• [GIVEN ENTRIES]
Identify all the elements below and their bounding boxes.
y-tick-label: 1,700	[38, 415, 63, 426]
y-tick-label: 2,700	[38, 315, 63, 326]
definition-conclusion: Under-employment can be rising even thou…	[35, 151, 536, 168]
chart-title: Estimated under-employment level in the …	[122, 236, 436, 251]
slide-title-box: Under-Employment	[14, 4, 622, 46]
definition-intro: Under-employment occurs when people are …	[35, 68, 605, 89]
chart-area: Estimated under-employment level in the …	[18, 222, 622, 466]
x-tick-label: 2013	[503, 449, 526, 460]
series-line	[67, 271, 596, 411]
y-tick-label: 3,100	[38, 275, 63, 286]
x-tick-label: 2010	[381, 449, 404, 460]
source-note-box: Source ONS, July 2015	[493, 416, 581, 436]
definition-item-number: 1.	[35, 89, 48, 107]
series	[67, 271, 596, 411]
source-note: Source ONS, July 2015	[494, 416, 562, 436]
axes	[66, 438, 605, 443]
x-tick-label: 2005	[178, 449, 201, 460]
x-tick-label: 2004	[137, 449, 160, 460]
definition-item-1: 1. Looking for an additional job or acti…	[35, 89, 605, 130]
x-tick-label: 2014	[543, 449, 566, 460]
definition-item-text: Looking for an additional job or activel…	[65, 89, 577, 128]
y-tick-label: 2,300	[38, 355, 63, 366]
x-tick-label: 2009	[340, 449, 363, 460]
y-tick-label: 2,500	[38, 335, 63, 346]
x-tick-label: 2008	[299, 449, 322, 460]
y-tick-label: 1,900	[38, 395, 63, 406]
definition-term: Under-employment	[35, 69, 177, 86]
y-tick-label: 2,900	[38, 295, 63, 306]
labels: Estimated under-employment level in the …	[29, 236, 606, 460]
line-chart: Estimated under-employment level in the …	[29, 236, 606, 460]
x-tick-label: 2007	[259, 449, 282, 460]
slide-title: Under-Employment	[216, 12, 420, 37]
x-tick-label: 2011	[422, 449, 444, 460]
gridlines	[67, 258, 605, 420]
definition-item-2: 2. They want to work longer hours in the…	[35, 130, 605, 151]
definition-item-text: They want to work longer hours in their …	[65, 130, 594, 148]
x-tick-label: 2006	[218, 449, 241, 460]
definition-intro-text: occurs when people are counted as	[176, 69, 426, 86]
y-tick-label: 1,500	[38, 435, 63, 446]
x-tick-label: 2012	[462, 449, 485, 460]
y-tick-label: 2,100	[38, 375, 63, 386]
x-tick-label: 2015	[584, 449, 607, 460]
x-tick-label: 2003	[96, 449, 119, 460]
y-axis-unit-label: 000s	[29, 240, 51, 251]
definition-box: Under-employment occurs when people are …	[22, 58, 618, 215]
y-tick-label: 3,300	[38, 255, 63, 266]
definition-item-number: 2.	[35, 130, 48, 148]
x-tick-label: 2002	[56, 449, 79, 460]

• [DIRECTIONS] Switch "x-tick-label" to "x-axis-tick" in everything from the start of the lines down to the line containing "449, 160, 460]", with both ends included. Give back only those lines, leaving everything else in them unchanged.

• [TASK ANSWER]
Identify all the elements below and their bounding boxes.
y-tick-label: 1,700	[38, 415, 63, 426]
y-tick-label: 2,700	[38, 315, 63, 326]
definition-conclusion: Under-employment can be rising even thou…	[35, 151, 536, 168]
chart-title: Estimated under-employment level in the …	[122, 236, 436, 251]
slide-title-box: Under-Employment	[14, 4, 622, 46]
definition-intro: Under-employment occurs when people are …	[35, 68, 605, 89]
chart-area: Estimated under-employment level in the …	[18, 222, 622, 466]
x-axis-tick: 2013	[503, 449, 526, 460]
series-line	[67, 271, 596, 411]
y-tick-label: 3,100	[38, 275, 63, 286]
x-axis-tick: 2010	[381, 449, 404, 460]
source-note-box: Source ONS, July 2015	[493, 416, 581, 436]
definition-item-number: 1.	[35, 89, 48, 107]
series	[67, 271, 596, 411]
source-note: Source ONS, July 2015	[494, 416, 562, 436]
axes	[66, 438, 605, 443]
x-axis-tick: 2005	[178, 449, 201, 460]
x-axis-tick: 2004	[137, 449, 160, 460]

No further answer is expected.